## The task
In the passage on the charge against the southern states, what purpose is the alleged desire to destroy commerce said to serve?

:: Passage shown ::

Inquiry into the charge against the southern states of destroying commerce to promote manufactures. Utterly unfounded. The eastern states deeply interested in mnnufactures. The southern the reverse.

THERE is one point, of considerable importance, on which our eastern fellow citizens have been egregiously deceived, and on which it is desirable they should form correct opinions

That the administration, and all the southern members of congress, are actuated by an inveterate hostility to commerce; and that their measures have been dictated by a desire to destroy it, for the purpose of injuring the commercial states; has been assumed as an incontrovertible fact, which could neither be disputed nor denied. It has been, as I have stated, re-echoed by governors and legislators-by inflammatory writers in newswpapers-and by equally inflammatory clergymen in their pulpits. until any doubt of it is in the eastern states believed to be as wicked and heterodoxical, as a doubt of the miracles of the Koran is regarded by the mufti at Constantinople.

:::
:: Listed records ::

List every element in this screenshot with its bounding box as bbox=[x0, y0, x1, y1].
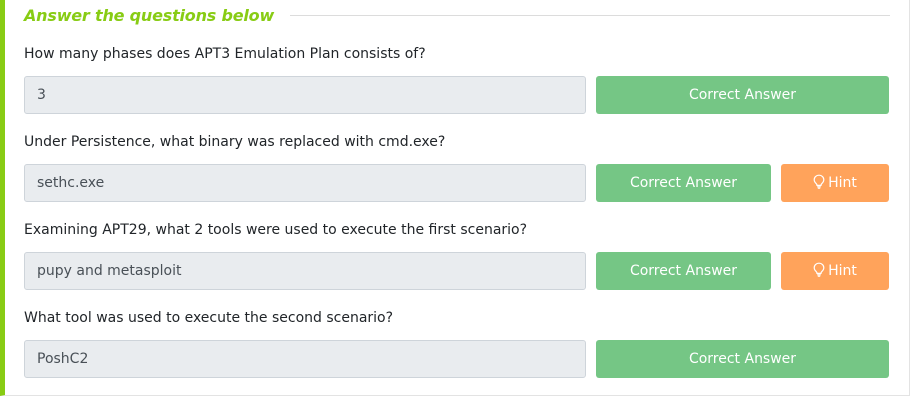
correct-answer-button[interactable]: Correct Answer bbox=[596, 340, 889, 378]
answer-row: sethc.exe Correct Answer Hint bbox=[24, 164, 890, 202]
answer-field[interactable]: pupy and metasploit bbox=[24, 252, 586, 290]
answer-row: pupy and metasploit Correct Answer Hint bbox=[24, 252, 890, 290]
lightbulb-icon bbox=[813, 174, 825, 189]
question-text: Examining APT29, what 2 tools were used … bbox=[24, 222, 528, 238]
hint-button[interactable]: Hint bbox=[781, 164, 889, 202]
question-text: What tool was used to execute the second… bbox=[24, 310, 394, 326]
answer-field[interactable]: PoshC2 bbox=[24, 340, 586, 378]
answer-field[interactable]: sethc.exe bbox=[24, 164, 586, 202]
hint-label: Hint bbox=[828, 263, 857, 279]
answer-field[interactable]: 3 bbox=[24, 76, 586, 114]
question-block-1: How many phases does APT3 Emulation Plan… bbox=[24, 44, 890, 114]
question-block-3: Examining APT29, what 2 tools were used … bbox=[24, 220, 890, 290]
answer-row: PoshC2 Correct Answer bbox=[24, 340, 890, 378]
question-text: Under Persistence, what binary was repla… bbox=[24, 134, 446, 150]
answer-card: Answer the questions below How many phas… bbox=[0, 0, 910, 396]
question-text: How many phases does APT3 Emulation Plan… bbox=[24, 46, 426, 62]
hint-label: Hint bbox=[828, 175, 857, 191]
question-block-2: Under Persistence, what binary was repla… bbox=[24, 132, 890, 202]
answer-row: 3 Correct Answer bbox=[24, 76, 890, 114]
header-divider bbox=[290, 14, 890, 16]
correct-answer-button[interactable]: Correct Answer bbox=[596, 76, 889, 114]
correct-answer-button[interactable]: Correct Answer bbox=[596, 164, 771, 202]
section-header: Answer the questions below bbox=[24, 4, 890, 26]
question-block-4: What tool was used to execute the second… bbox=[24, 308, 890, 378]
correct-answer-button[interactable]: Correct Answer bbox=[596, 252, 771, 290]
hint-button[interactable]: Hint bbox=[781, 252, 889, 290]
section-title: Answer the questions below bbox=[24, 5, 275, 25]
lightbulb-icon bbox=[813, 262, 825, 277]
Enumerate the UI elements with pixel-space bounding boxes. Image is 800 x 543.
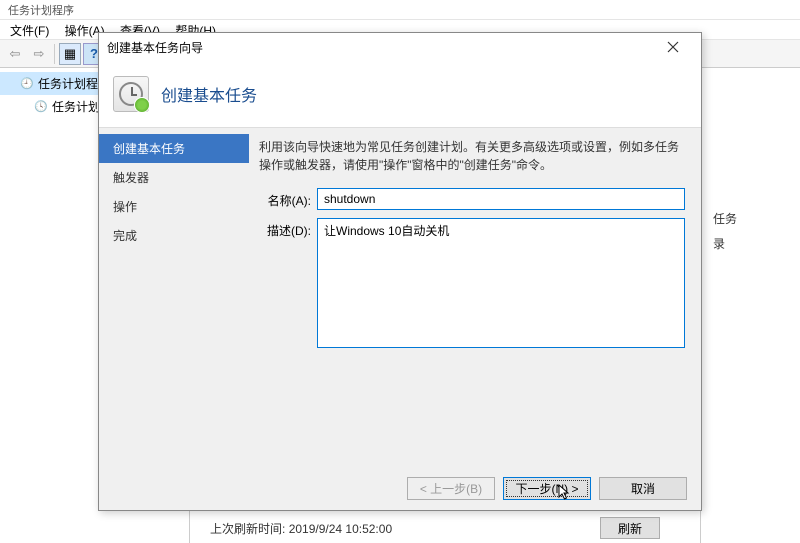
- refresh-button[interactable]: 刷新: [600, 517, 660, 539]
- last-refresh-label: 上次刷新时间:: [210, 522, 285, 536]
- dialog-button-bar: < 上一步(B) 下一步(N) > 取消: [99, 466, 701, 510]
- menu-file[interactable]: 文件(F): [4, 22, 55, 40]
- name-row: 名称(A):: [259, 188, 685, 210]
- step-create-basic-task[interactable]: 创建基本任务: [99, 134, 249, 163]
- next-button[interactable]: 下一步(N) >: [503, 477, 591, 500]
- step-trigger[interactable]: 触发器: [99, 163, 249, 192]
- step-action[interactable]: 操作: [99, 192, 249, 221]
- close-icon: [667, 41, 679, 53]
- dialog-titlebar[interactable]: 创建基本任务向导: [99, 33, 701, 61]
- description-label: 描述(D):: [259, 218, 317, 239]
- description-row: 描述(D):: [259, 218, 685, 348]
- dialog-header: 创建基本任务: [99, 61, 701, 127]
- last-refresh-value: 2019/9/24 10:52:00: [289, 522, 392, 536]
- close-button[interactable]: [653, 35, 693, 59]
- step-finish[interactable]: 完成: [99, 221, 249, 250]
- back-button: < 上一步(B): [407, 477, 495, 500]
- dialog-header-title: 创建基本任务: [161, 82, 257, 106]
- wizard-icon: [113, 76, 149, 112]
- dialog-title: 创建基本任务向导: [107, 39, 203, 56]
- clock-icon: 🕘: [20, 77, 34, 91]
- create-basic-task-wizard: 创建基本任务向导 创建基本任务 创建基本任务 触发器 操作 完成 利用该向导快速…: [98, 32, 702, 511]
- name-input[interactable]: [317, 188, 685, 210]
- name-label: 名称(A):: [259, 188, 317, 209]
- dialog-content: 创建基本任务 触发器 操作 完成 利用该向导快速地为常见任务创建计划。有关更多高…: [99, 127, 701, 466]
- action-item-2[interactable]: 录: [713, 231, 788, 256]
- status-bar: 上次刷新时间: 2019/9/24 10:52:00: [210, 520, 392, 537]
- toolbar-btn-1[interactable]: ▦: [59, 43, 81, 65]
- wizard-main: 利用该向导快速地为常见任务创建计划。有关更多高级选项或设置，例如多任务操作或触发…: [249, 128, 701, 466]
- toolbar-divider: [54, 44, 55, 64]
- wizard-steps: 创建基本任务 触发器 操作 完成: [99, 128, 249, 466]
- app-titlebar: 任务计划程序: [0, 0, 800, 20]
- actions-panel: 任务 录: [700, 68, 800, 543]
- wizard-intro: 利用该向导快速地为常见任务创建计划。有关更多高级选项或设置，例如多任务操作或触发…: [259, 138, 685, 174]
- description-input[interactable]: [317, 218, 685, 348]
- clock-icon: [119, 82, 143, 106]
- folder-icon: 🕓: [34, 100, 48, 114]
- nav-back-button[interactable]: ⇦: [4, 43, 26, 65]
- app-title: 任务计划程序: [8, 5, 74, 17]
- cancel-button[interactable]: 取消: [599, 477, 687, 500]
- action-item-1[interactable]: 任务: [713, 206, 788, 231]
- nav-forward-button[interactable]: ⇨: [28, 43, 50, 65]
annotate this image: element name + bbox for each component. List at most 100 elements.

:::

## In response
Injuring the commercial states.